(Rows from a dataset)
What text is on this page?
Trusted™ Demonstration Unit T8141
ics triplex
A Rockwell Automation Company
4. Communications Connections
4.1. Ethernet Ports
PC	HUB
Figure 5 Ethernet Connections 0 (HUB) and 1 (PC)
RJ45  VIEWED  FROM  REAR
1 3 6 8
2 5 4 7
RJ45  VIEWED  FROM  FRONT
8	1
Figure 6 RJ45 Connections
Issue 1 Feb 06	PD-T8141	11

## Problem
Identify each line of the material where the word "Connections" shows up, and copy it.

## Response
4. Communications Connections
Figure 5 Ethernet Connections 0 (HUB) and 1 (PC)
Figure 6 RJ45 Connections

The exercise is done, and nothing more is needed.